Work required
Below are the records; copy each line in them that holds the word "content".

Given data
----

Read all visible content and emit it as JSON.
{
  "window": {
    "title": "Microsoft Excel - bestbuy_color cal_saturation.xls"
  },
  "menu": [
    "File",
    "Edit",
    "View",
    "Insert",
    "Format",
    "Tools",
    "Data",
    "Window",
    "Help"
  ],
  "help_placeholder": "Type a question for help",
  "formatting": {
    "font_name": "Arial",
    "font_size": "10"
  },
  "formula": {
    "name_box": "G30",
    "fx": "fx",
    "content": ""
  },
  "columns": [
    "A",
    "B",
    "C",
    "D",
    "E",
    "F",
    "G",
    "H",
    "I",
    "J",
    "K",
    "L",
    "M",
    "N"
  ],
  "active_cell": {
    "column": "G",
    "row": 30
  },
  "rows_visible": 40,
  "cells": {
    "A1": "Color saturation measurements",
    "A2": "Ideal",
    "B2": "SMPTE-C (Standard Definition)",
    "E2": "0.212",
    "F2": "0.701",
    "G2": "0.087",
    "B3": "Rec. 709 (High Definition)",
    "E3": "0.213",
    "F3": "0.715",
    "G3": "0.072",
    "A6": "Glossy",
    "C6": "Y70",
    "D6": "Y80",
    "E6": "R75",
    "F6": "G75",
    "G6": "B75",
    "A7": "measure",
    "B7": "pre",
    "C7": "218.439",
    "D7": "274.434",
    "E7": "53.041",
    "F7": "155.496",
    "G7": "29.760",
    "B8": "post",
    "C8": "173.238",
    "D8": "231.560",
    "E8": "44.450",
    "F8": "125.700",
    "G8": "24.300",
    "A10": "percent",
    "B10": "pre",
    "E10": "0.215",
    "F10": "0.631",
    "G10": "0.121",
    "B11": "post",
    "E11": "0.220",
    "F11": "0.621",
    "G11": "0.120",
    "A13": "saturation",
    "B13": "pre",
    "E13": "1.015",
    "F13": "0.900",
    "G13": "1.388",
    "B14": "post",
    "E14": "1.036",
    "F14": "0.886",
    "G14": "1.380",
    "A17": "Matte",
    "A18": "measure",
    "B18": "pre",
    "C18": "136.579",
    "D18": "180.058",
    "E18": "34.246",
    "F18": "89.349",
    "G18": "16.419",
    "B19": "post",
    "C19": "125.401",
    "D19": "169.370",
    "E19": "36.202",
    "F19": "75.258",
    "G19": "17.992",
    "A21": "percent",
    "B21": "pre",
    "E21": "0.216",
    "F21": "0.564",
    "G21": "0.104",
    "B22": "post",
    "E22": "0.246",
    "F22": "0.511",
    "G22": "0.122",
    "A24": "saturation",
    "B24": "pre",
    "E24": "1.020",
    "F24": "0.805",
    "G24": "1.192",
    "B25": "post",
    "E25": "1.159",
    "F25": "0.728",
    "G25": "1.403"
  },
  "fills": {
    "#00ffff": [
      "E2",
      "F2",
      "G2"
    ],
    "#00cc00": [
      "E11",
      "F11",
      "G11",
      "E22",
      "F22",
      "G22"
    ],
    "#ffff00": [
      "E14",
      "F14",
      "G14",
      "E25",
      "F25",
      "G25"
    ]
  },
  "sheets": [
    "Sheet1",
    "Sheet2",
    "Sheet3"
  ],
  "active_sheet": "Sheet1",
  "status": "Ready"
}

----

Task output
Read all visible content and emit it as JSON.
    "content": ""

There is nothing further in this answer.